(Beginning of TEXT SEGMENT)
Add SSH keys to a job

Even though all CircleCI jobs use ssh-agent to automatically sign all added SSH keys, you must use the add_ssh_keys key to actually add keys to a container.

To add a set of SSH keys to a container, use the add_ssh_keys special step within the appropriate job in your configuration file. The fingerprint can be SHA256 or MD5. SHA256 fingerprints should be prefixed with SHA256: and MD5 fingerprints should include the colons between character pairs. When you add your key to CircleCI in Project Settings  SSH keys  Additional SSH keys the SHA256 fingerprint will be visible.

Using server? Only MD5 fingerprints are supported. In CircleCI in Project Settings  SSH keys  Additional SSH keys the MD5 fingerprint will be visible. SHA256 support is planned for an upcoming server release.

For a self-hosted runner, ensure that you have an ssh-agent on your system to successfully use the add_ssh_keys step. The SSH key is written to $HOME/.ssh/id_rsa_<fingerprint>, where $HOME is the home directory of the user configured to execute jobs, and <fingerprint> is the MD5 fingerprint of the key. A host entry is also appended to $HOME/.ssh/config, along with a relevant IdentityFile option to use the key.

jobs:
  deploy-job:
    docker:
      - image: cimg/base:2022.09
    steps:
      - add_ssh_keys:
          fingerprints:
            - "SO:ME:FIN:G:ER:PR:IN:T"
            - "SHA256:NPj4IcXxqQEKGXOghi/QbG2sohoNfvZ30JwCcdSSNM0"

All fingerprints in the fingerprints list must correspond to keys that have been added through the CircleCI application. Fingerprints in CircleCI environment variables will fail.
(End of TEXT SEGMENT)
**TASK 1**
According to the SSH keys text, which fingerprint type is the only one supported when using server?
**TASK 2**
Continue the text on adding SSH keys to a CircleCI job from its last sentence.
The rows below have no connection to the SSH keys text.
(Beginning of LISTED ENTRIES)
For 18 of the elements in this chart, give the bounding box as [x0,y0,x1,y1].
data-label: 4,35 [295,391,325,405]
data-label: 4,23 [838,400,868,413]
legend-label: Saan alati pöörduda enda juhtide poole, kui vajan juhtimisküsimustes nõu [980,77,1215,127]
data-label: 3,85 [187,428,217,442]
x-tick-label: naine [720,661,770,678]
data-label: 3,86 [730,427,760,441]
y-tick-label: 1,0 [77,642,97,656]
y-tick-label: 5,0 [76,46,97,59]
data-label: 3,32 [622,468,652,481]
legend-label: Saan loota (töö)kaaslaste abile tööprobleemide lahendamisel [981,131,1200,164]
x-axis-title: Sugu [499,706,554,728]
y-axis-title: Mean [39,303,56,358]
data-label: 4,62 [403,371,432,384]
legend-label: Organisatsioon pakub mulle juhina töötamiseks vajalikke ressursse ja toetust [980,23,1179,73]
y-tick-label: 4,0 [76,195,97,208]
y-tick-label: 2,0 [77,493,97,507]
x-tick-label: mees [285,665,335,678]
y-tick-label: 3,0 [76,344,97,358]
(End of LISTED ENTRIES)
**TASK OUTPUT 1**
Only MD5 fingerprints are supported.

**TASK OUTPUT 2**
To checkout additional repositories from within your job, ensure that you run the checkout command before add_ssh_keys; otherwise, CIRCLE_CI_REPOSITORY_URL will be empty. Also ensure that the private key is added to the CircleCI project and that the public key has been added to the additional repositories that you want to checkout from within your job.

Adding multiple keys with blank hostnames

If you add multiple SSH keys with blank hostnames to your project, you will need to make some changes to the default SSH configuration provided by CircleCI.

If you have multiple SSH keys for different purposes that have access to the same hosts, the default IdentitiesOnly no is set, which causes connections to use ssh-agent.

In this scenario the first key is used regardless of whether it is the correct key. If you have added the SSH key to a container, you will need to either set IdentitiesOnly yes in the appropriate block, or you can remove all keys from the ssh-agent for the job using ssh-add -D and read the added key using ssh-add /path/to/key.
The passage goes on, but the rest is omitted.